• _PROBLEMS TO SOLVE_:
[a] Copy the stretch of the Inhabit IQ article from "Scott added that" through "of rental activities.".
[b] Proceed with the Inhabit IQ article, writing on from its final sentence.

Inhabit IQ Isn’t Looking to “Flip” the Portfolio
We asked, “Do you intend to run these software companies in perpetuity?”
“Absolutely,” Chad replied. “And that is true for any of our portfolios. We have never packaged up and sold a portfolio.”
Upon hearing that we had heard rumors contrary to this position, Chad explained that confusion around this may result from a misinterpretation around future funding. In the company’s growth strategy, Inhabit IQ is likely to recapitalize the holding company as more resources are warranted to grow the whole.
“We are having to pay up for these companies, especially some of the more mature ones. Occasionally, what we will do when we need capital for investment is bring on a new capital partner or fund through which we can advance the portfolio. So I understand the technical misunderstanding.”
“Our entire operating strategy—and this is very clearly articulated as we are sitting down, post investment, with the companies that we are partnering with—nothing should change,” Chad continued. “They are still steering the ship, making the decisions, and driving the overall business strategy. We are here to support and provide resources where they need it. On the multi-family side, for example, we have 24 companies that we have invested in. They are all making the decisions, and they are all making pricing increases and decreases as they would normally do.”
When asked about the potential for rogue decisions by platform leaders, Chad offered a caveat, “If we see anything that is going to disrupt business—for example, if there are proposed price increases that we have found out about at the 11th hour—we are going to go out and stop. We don’t make any investments based on the requirement to raise or lower rates or to cut half of the staff for head-count synergy. That flies in the face of our operating strategy. We continue to support the leadership teams to make decisions for the business that they feel are the best ways to move forward. If we think [these decisions] might adversely affect the client base of otherwise, we will step in.”
Synergy between Commercial/Residential and Short-Term Rental Technology Platforms
Inhabit IQ added a CTO to its team, which is somewhat unusual for a holding company. As Chad explained, “The CTO is a critical piece that we didn’t have initially. Once we invest in a company, our first question is ‘What do you need—how can we help?’ 95 percent of the time, looking at their road maps, there are many things they want to do, but they are just scraping the surface. In the multi-family sector, we started building up tech resources that our companies can use to continue driving growth. When we saw these same opportunities in the VR space, we moved over and executed the same playbook—find the cool companies with great leadership teams and great product sets, and partner with them to figure out where they need gas.”
He continued, “There are also products in the multi-family space that have the potential to work well in the VR space and could plug in for VR clients. We didn’t have the ability to share these resources without being affiliated, which led to combining the portfolios.”
Scott added that they are seeing many of their clients pick up a mix of rental properties—including single-family homes, apartment rentals, and short-term vacation rentals—which require a unique product set to manage multiple types of rental activities.
With the Addition of iTrip, Is Inhabit IQ Looking to Compete with Its PMs?
According to Scott, the iTrip purchase was about the proprietary technology platform that iTrip had built, not about its property management services. “There is no plan to buy property management companies,” Scott said. “We buy technology, and iTrip has the technology to power those franchises; but the interesting play there was not the property management companies themselves; it was growing that franchise model.”

• _MATERIAL PROVIDED_:
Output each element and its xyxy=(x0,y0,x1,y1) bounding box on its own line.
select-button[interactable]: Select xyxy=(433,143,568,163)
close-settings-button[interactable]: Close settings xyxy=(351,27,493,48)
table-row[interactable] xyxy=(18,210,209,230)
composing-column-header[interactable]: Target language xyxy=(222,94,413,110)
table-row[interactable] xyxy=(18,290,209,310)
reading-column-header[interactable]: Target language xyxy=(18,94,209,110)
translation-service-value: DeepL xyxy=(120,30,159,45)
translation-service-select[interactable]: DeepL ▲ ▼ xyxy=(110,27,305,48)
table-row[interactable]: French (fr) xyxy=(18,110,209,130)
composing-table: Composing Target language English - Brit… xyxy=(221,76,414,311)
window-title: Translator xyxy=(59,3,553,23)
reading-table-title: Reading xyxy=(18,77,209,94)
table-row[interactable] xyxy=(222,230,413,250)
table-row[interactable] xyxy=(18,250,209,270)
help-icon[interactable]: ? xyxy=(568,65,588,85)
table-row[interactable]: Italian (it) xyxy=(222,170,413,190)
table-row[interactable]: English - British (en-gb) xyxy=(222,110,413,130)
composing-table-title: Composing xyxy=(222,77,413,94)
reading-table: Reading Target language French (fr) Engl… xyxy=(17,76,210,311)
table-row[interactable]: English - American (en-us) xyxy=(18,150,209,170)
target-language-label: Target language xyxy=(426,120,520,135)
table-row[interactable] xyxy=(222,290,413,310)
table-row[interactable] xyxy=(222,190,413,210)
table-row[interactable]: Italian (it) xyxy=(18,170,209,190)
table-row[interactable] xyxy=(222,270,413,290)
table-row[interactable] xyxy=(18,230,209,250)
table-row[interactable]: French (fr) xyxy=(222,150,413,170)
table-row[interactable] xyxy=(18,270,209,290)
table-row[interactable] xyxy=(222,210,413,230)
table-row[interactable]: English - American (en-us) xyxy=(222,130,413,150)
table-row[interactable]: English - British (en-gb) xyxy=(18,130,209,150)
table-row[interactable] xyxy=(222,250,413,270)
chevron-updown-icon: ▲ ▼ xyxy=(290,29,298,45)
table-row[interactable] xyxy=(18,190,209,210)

• _ANSWERS BELOW_:
[a]
Scott added that they are seeing many of their clients pick up a mix of rental properties—including single-family homes, apartment rentals, and short-term vacation rentals—which require a unique product set to manage multiple types of rental activities.

[b]
Chad added, “We couldn’t [acquire PMs] if we wanted to because the funds with which we are investing are technology funds, so we would have to go a totally different direction on the capital raise to even be able go down that road.”
Scott addressed concerns that PMs have about data sharing. “We are not in the business of using PM’s data for anything other than they have agreed to, so we have to be really careful.”
Is Inhabit IQ Still Looking to Add VR Tech Companies to its Portfolio?
The team at Inhabit IQ is continuing to search for companies to round out the technology ecosystem in the VR industry. “Our investment and operating thesis has always been to find very cool companies, innovative products, something that is almost disruptive—or that we can get disruptive—and then invest in them and help them grow faster with our support than they have alone,” Chad said. “That’s why, with all of our investment to date, these companies have never taken large seed rounds or Series A rounds; they don’t have institutional investors because our assistance isn’t as impactful.”
He added, “It is about product—more importantly, not current state of product, but future state of product. That is attractive to us. When we see products that aren’t quite where they need to be, but we know they can get there, those are the ones we are looking for. So if there is a target, it is those companies that maybe aren’t run super professionally or efficiently, or their product sets are kind of rounding first and heading to second base, and we can get them around to third and headed home. That is what we are looking for, and that’s why we don’t mess with the institutional-backed companies or the companies that have taken on cash because that is usually not them. We want the rough. That is what we are looking for as far as a profile.”
“We don’t invest in companies just to invest. We want to be able to help and step in and provide some assistance. If we can get a polished, great company in which everything is perfect and they are not asking an arm and a leg for it, we will do that deal, but that is not the profile that we are proactively looking for. We are looking for really cool, innovative products that we can help build out.”
Leadership Teams Remain Intact
Inhabit IQ retains the leadership teams in its investments. “Our operating thesis has been to buy these companies and make sure that the entire leadership team stays—which is why we don’t do full acquisitions. These are investments because we want to be aligned going forward with the CEOs and management teams within these companies, all striving for the same thing, which is continuing to drive growth—just more quickly with access to more resources.”
Is there a point that Inhabit IQ would remove a CEO? According to Chad, yes. “I can speak from experience that this happened twice on the multi-family side when we did do that. They were making decisions for their business that were disruptive to—not only to their business—but to closing down integrations, not wanting to partner. You can’t do that.”
He added, “We are looking to grow and expand these companies, and if the leadership discontinues doing that and is not aligned in that effort, then we will make a change.”
Future of VR Technology
When asked about the future of technology in the VR industry, Chad and Scott were clear that Inhabit IQ believes in broad connectivity through open APIs and integrations.
Although the company is looking for platforms to add to its portfolio to round out its VR technology ecosystem, it was clear throughout our interview that the paradigm at Inhabit IQ centers around ensuring its customers have choice in the products they want to use, whether or not those products are under the Inhabit IQ umbrella. The duo spoke at length about the importance of open APIs and connectivity with third-party platforms.
“When we think about all-in-one solutions, the future is tight, seamless integrations; and while it is the future in this space, it is the present in commercial real estate and in multi-family housing,” Chad said. “Whether that is between our products or—as is the case 99 percent of the time—between multiple products, it is a requirement among the largest property managers to have plug-and-play solutions with seamless integrations.”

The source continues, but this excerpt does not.